## What to work on:
Look through the material below and count the lines with the string "засідання". Report only the count.

------ Stored records

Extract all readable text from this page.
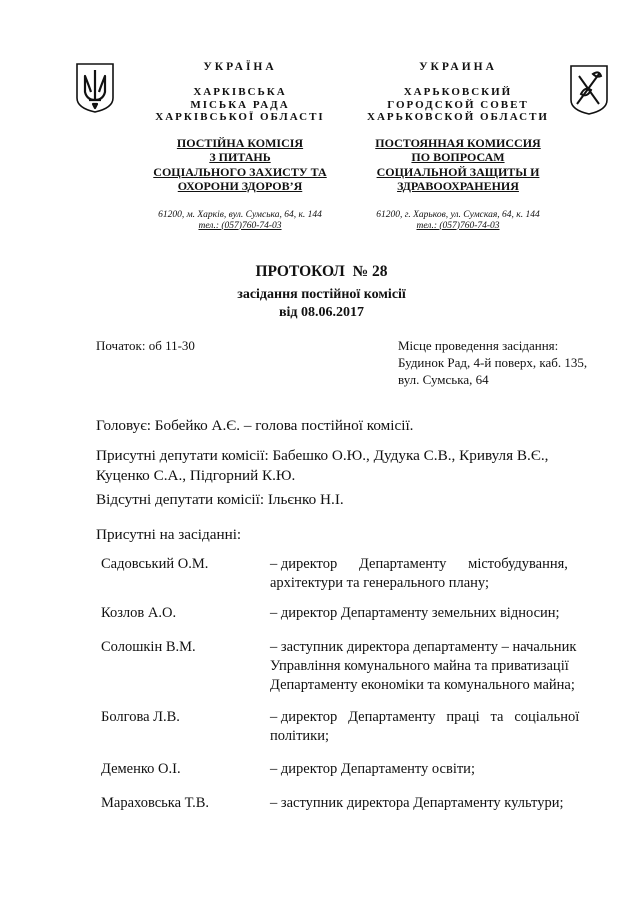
УКРАЇНА
ХАРКІВСЬКА
МІСЬКА РАДА
ХАРКІВСЬКОЇ ОБЛАСТІ
ПОСТІЙНА КОМІСІЯ
З ПИТАНЬ
СОЦІАЛЬНОГО ЗАХИСТУ ТА
ОХОРОНИ ЗДОРОВ’Я
61200, м. Харків, вул. Сумська, 64, к. 144
тел.: (057)760-74-03
УКРАИНА
ХАРЬКОВСКИЙ
ГОРОДСКОЙ СОВЕТ
ХАРЬКОВСКОЙ ОБЛАСТИ
ПОСТОЯННАЯ КОМИССИЯ
ПО ВОПРОСАМ
СОЦИАЛЬНОЙ ЗАЩИТЫ И
ЗДРАВООХРАНЕНИЯ
61200, г. Харьков, ул. Сумская, 64, к. 144
тел.: (057)760-74-03
ПРОТОКОЛ  № 28
засідання постійної комісії
від 08.06.2017
Початок: об 11-30	Місце проведення засідання:
Будинок Рад, 4-й поверх, каб. 135,
вул. Сумська, 64
Головує: Бобейко А.Є. – голова постійної комісії.
Присутні депутати комісії: Бабешко О.Ю., Дудука С.В., Кривуля В.Є.,
Куценко С.А., Підгорний К.Ю.
Відсутні депутати комісії: Ільєнко Н.І.
Присутні на засіданні:
Садовський О.М.	– директор      Департаменту      містобудування,
архітектури та генерального плану;
Козлов А.О.	– директор Департаменту земельних відносин;
Солошкін В.М.	– заступник директора департаменту – начальник
Управління комунального майна та приватизації
Департаменту економіки та комунального майна;
Болгова Л.В.	– директор   Департаменту   праці   та   соціальної
політики;
Деменко О.І.	– директор Департаменту освіти;
Мараховська Т.В.	– заступник директора Департаменту культури;
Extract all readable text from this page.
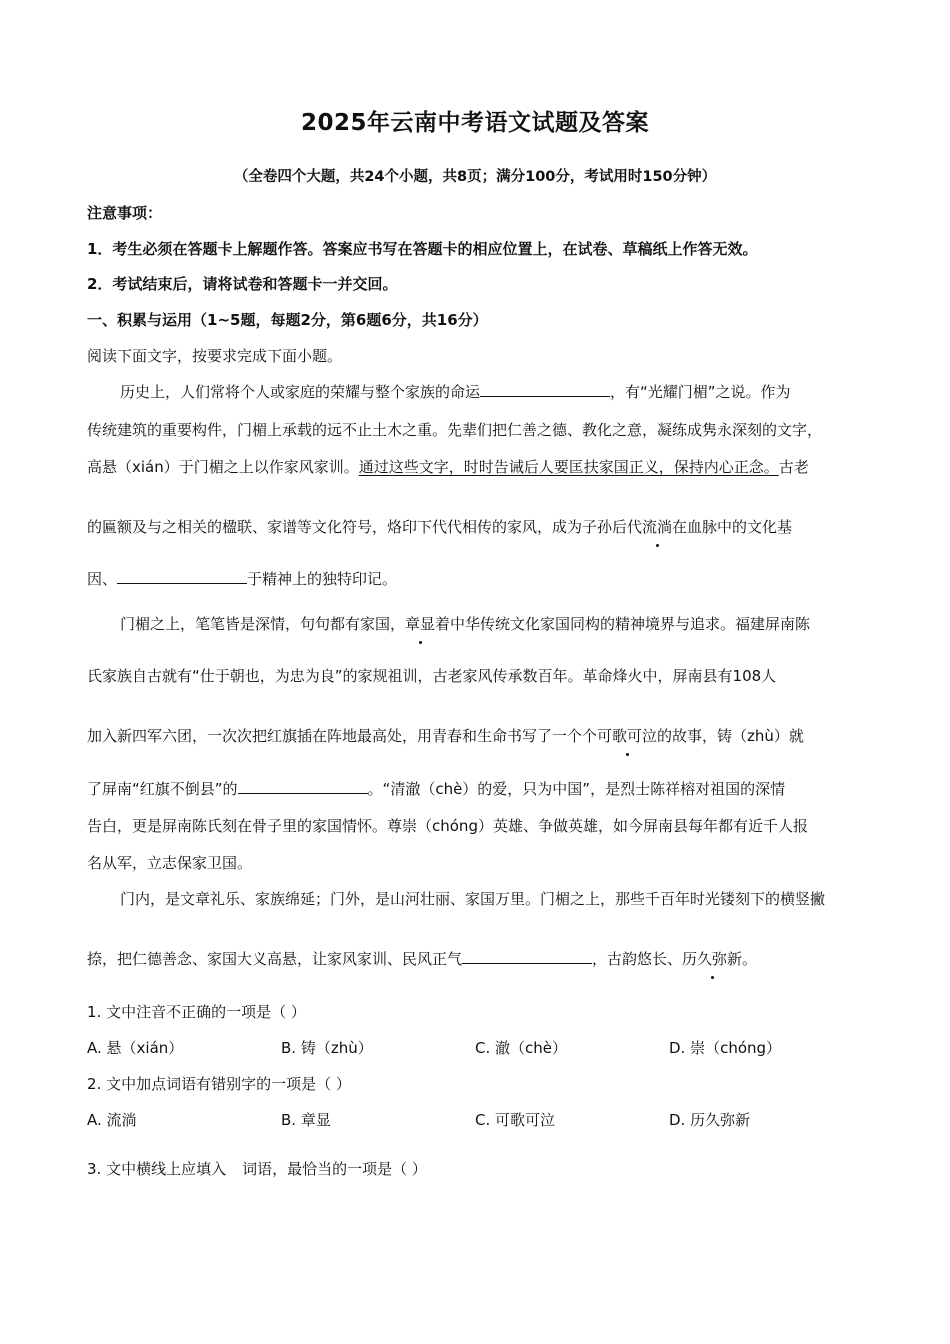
2025年云南中考语文试题及答案
（全卷四个大题，共24个小题，共8页；满分100分，考试用时150分钟）
注意事项：
1．考生必须在答题卡上解题作答。答案应书写在答题卡的相应位置上，在试卷、草稿纸上作答无效。
2．考试结束后，请将试卷和答题卡一并交回。
一、积累与运用（1~5题，每题2分，第6题6分，共16分）
阅读下面文字，按要求完成下面小题。
历史上，人们常将个人或家庭的荣耀与整个家族的命运	，有“光耀门楣”之说。作为
传统建筑的重要构件，门楣上承载的远不止土木之重。先辈们把仁善之德、教化之意，凝练成隽永深刻的文字，
高悬（xián）于门楣之上以作家风家训。通过这些文字，时时告诫后人要匡扶家国正义，保持内心正念。古老
的匾额及与之相关的楹联、家谱等文化符号，烙印下代代相传的家风，成为子孙后代流淌在血脉中的文化基
因、	于精神上的独特印记。
门楣之上，笔笔皆是深情，句句都有家国，章显着中华传统文化家国同构的精神境界与追求。福建屏南陈
氏家族自古就有“仕于朝也，为忠为良”的家规祖训，古老家风传承数百年。革命烽火中，屏南县有108人
加入新四军六团，一次次把红旗插在阵地最高处，用青春和生命书写了一个个可歌可泣的故事，铸（zhù）就
了屏南“红旗不倒县”的	。“清澈（chè）的爱，只为中国”，是烈士陈祥榕对祖国的深情
告白，更是屏南陈氏刻在骨子里的家国情怀。尊崇（chóng）英雄、争做英雄，如今屏南县每年都有近千人报
名从军，立志保家卫国。
门内，是文章礼乐、家族绵延；门外，是山河壮丽、家国万里。门楣之上，那些千百年时光镂刻下的横竖撇
捺，把仁德善念、家国大义高悬，让家风家训、民风正气	，古韵悠长、历久弥新。
1. 文中注音不正确的一项是（ ）
A. 悬（xián）	B. 铸（zhù）	C. 澈（chè）	D. 崇（chóng）
2. 文中加点词语有错别字的一项是（ ）
A. 流淌	B. 章显	C. 可歌可泣	D. 历久弥新
3. 文中横线上应填入 词语，最恰当的一项是（ ）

------------

## Exercise answer:
2